**PROVIDED RECORDS**
#####

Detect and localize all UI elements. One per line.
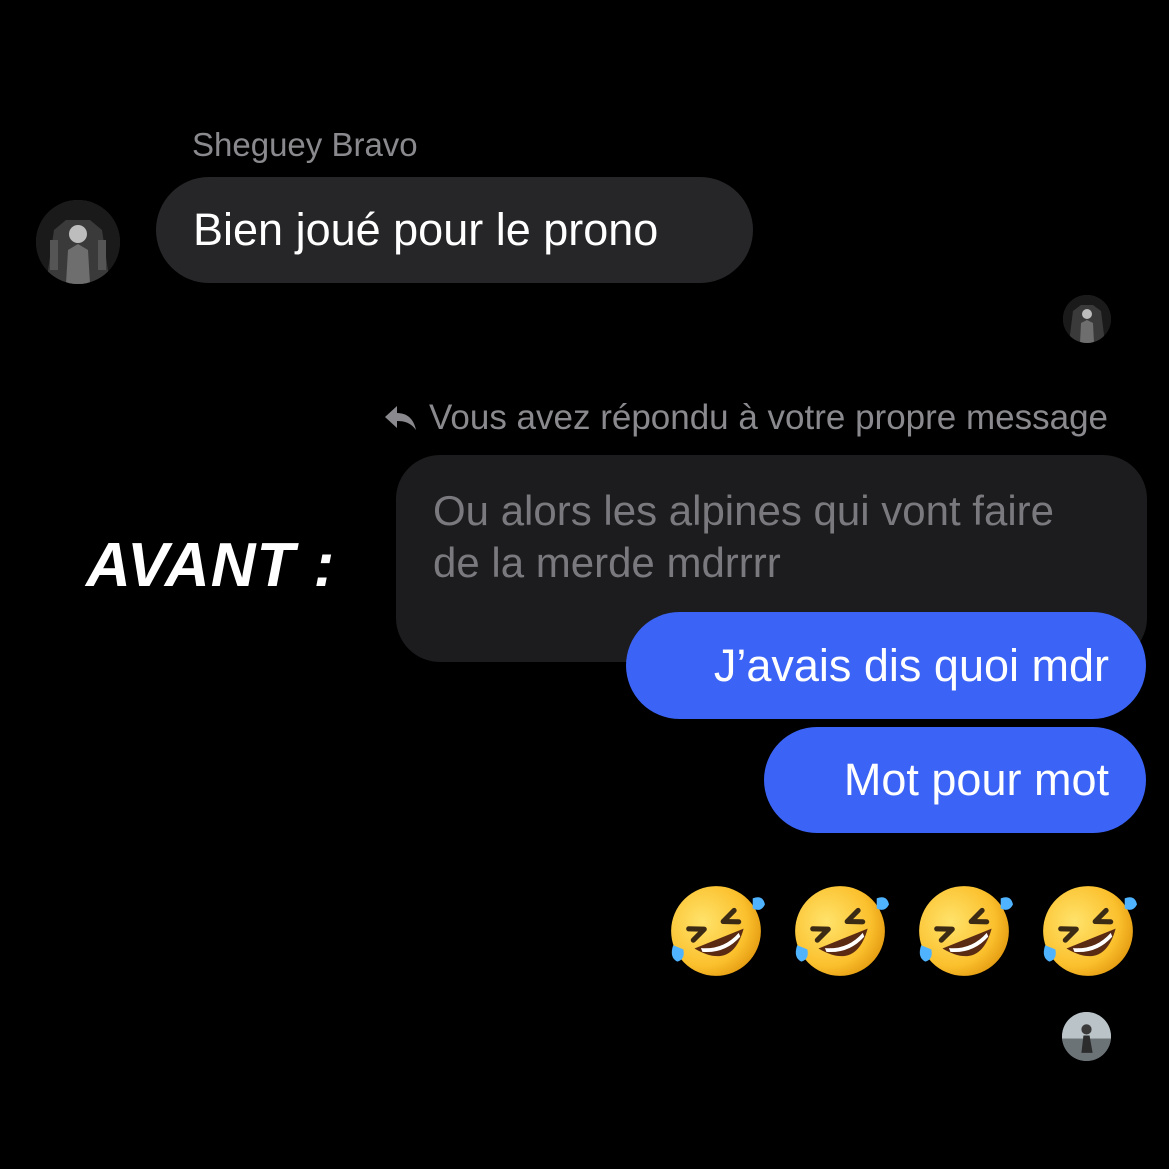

#####

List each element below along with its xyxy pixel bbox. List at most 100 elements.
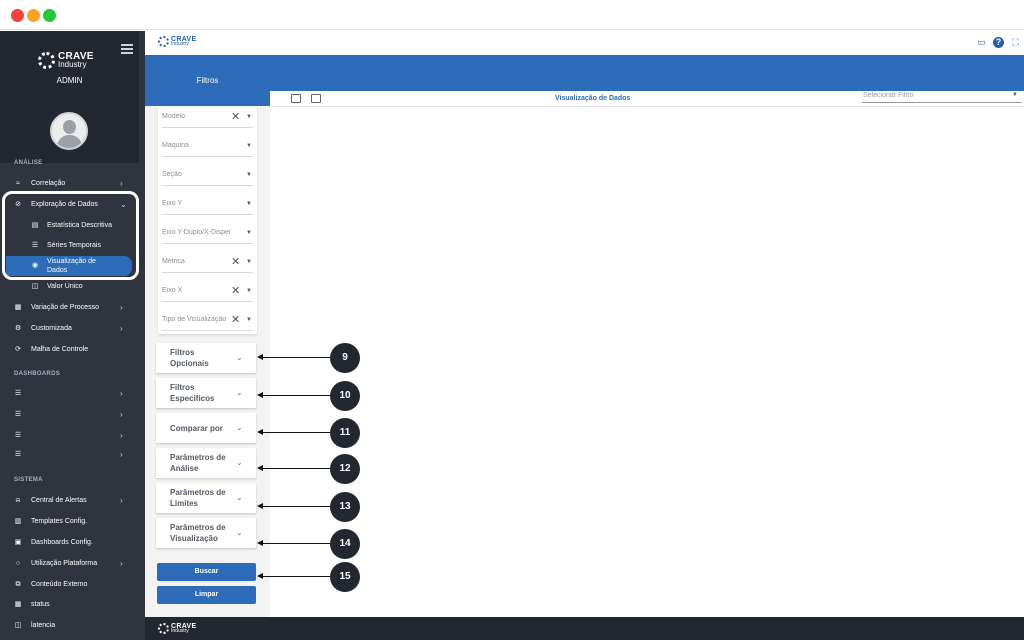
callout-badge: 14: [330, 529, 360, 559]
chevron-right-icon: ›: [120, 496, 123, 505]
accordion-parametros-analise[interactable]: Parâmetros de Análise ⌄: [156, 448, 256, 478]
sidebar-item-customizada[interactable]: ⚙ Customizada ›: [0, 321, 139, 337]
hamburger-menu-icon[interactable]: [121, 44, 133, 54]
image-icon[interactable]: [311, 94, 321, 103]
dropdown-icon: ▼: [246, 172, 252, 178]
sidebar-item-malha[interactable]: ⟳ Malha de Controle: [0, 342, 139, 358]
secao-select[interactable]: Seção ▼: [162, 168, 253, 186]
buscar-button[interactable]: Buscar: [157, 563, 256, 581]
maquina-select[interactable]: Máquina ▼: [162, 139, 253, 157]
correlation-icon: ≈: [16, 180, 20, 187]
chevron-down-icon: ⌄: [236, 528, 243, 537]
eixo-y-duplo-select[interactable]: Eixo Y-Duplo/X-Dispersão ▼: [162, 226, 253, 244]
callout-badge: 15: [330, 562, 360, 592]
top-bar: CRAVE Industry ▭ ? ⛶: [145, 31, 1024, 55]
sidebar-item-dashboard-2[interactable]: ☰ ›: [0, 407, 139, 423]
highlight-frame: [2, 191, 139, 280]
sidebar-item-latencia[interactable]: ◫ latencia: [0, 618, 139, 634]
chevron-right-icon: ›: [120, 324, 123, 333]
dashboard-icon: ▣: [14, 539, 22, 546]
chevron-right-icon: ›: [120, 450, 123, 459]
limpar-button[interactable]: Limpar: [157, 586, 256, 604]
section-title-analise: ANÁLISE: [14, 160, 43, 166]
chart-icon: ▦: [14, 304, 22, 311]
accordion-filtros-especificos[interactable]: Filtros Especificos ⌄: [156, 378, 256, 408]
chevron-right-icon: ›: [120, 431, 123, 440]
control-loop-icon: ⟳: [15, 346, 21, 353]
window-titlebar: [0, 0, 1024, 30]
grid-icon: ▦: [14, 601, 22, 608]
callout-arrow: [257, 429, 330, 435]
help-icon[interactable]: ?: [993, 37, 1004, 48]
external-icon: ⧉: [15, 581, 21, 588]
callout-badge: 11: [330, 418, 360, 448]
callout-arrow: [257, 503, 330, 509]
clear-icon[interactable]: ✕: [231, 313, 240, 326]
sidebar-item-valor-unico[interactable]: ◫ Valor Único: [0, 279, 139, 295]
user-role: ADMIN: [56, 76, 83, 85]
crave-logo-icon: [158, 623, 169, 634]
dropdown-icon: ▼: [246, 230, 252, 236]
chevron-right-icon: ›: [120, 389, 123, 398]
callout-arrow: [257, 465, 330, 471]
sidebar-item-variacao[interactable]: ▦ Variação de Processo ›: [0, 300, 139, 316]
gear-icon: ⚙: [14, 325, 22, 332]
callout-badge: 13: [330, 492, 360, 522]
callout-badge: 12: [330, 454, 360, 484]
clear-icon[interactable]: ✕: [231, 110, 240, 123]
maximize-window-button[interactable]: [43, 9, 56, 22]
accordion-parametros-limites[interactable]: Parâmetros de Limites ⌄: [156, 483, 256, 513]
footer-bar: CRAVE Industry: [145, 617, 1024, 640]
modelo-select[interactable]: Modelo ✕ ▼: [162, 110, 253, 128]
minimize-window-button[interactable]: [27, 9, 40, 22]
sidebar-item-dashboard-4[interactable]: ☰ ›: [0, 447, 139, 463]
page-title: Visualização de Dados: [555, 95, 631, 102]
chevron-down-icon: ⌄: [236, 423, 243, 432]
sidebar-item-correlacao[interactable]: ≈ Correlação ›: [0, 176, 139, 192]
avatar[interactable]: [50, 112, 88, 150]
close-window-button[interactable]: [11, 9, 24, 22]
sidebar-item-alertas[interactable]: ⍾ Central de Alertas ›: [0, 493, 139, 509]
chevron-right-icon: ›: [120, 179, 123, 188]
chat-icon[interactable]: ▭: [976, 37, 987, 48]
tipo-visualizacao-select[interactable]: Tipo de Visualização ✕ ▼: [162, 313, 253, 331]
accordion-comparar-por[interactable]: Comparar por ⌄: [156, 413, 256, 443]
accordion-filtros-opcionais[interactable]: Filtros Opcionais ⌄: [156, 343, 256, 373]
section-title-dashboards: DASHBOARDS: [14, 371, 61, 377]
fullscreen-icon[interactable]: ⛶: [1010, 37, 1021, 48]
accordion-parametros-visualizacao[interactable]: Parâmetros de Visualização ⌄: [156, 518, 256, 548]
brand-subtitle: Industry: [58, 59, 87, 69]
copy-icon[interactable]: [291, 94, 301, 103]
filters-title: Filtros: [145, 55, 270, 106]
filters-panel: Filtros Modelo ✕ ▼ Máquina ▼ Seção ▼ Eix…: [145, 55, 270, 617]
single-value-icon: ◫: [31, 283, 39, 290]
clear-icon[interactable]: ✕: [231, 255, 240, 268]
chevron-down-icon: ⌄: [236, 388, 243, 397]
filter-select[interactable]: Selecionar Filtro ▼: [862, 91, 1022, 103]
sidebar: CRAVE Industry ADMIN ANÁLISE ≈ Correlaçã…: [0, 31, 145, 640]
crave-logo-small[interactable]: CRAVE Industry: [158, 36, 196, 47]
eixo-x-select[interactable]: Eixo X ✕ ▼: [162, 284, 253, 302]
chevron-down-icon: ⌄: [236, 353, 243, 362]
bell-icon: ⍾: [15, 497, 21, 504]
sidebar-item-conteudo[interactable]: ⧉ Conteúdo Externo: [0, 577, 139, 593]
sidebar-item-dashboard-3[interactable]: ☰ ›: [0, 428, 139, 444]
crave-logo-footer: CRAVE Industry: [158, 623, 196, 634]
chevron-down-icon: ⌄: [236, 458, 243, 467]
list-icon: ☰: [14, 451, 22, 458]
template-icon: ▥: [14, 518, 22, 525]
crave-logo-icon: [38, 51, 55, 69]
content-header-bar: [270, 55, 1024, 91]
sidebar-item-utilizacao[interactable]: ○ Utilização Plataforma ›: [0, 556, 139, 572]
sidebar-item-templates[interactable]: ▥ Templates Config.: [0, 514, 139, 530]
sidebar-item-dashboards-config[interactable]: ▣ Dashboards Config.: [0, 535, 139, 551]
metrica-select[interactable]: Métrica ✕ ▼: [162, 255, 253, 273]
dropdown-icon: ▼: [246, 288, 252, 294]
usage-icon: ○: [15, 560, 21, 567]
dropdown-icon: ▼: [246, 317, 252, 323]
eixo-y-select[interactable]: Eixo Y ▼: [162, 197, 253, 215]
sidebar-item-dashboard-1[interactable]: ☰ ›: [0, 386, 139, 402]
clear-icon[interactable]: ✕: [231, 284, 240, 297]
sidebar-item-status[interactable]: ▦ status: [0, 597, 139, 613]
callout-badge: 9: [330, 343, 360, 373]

#####

**AIM**
Render the stretch from the line containing "List each element" through the line containing "chart-icon: ▦: [14, 304, 22, 311]" as a Markdown table with the columns Row and Line, numbering each row and skipping blank lines. Leave the pictures out.

**SOLUTION TO THE PROBLEM**
| Row | Line |
|---|---|
| 1 | List each element below along with its xyxy pixel bbox. List at most 100 elements. |
| 2 | callout-badge: 14: [330, 529, 360, 559] |
| 3 | chevron-right-icon: ›: [120, 496, 123, 505] |
| 4 | accordion-parametros-analise[interactable]: Parâmetros de Análise ⌄: [156, 448, 256, 478] |
| 5 | sidebar-item-customizada[interactable]: ⚙ Customizada ›: [0, 321, 139, 337] |
| 6 | hamburger-menu-icon[interactable]: [121, 44, 133, 54] |
| 7 | image-icon[interactable]: [311, 94, 321, 103] |
| 8 | dropdown-icon: ▼: [246, 172, 252, 178] |
| 9 | sidebar-item-malha[interactable]: ⟳ Malha de Controle: [0, 342, 139, 358] |
| 10 | secao-select[interactable]: Seção ▼: [162, 168, 253, 186] |
| 11 | buscar-button[interactable]: Buscar: [157, 563, 256, 581] |
| 12 | maquina-select[interactable]: Máquina ▼: [162, 139, 253, 157] |
| 13 | correlation-icon: ≈: [16, 180, 20, 187] |
| 14 | chevron-down-icon: ⌄: [236, 528, 243, 537] |
| 15 | eixo-y-duplo-select[interactable]: Eixo Y-Duplo/X-Dispersão ▼: [162, 226, 253, 244] |
| 16 | callout-badge: 15: [330, 562, 360, 592] |
| 17 | top-bar: CRAVE Industry ▭ ? ⛶: [145, 31, 1024, 55] |
| 18 | sidebar-item-dashboard-2[interactable]: ☰ ›: [0, 407, 139, 423] |
| 19 | highlight-frame: [2, 191, 139, 280] |
| 20 | sidebar-item-latencia[interactable]: ◫ latencia: [0, 618, 139, 634] |
| 21 | chevron-right-icon: ›: [120, 324, 123, 333] |
| 22 | dashboard-icon: ▣: [14, 539, 22, 546] |
| 23 | chevron-right-icon: ›: [120, 450, 123, 459] |
| 24 | limpar-button[interactable]: Limpar: [157, 586, 256, 604] |
| 25 | section-title-analise: ANÁLISE: [14, 160, 43, 166] |
| 26 | chart-icon: ▦: [14, 304, 22, 311] |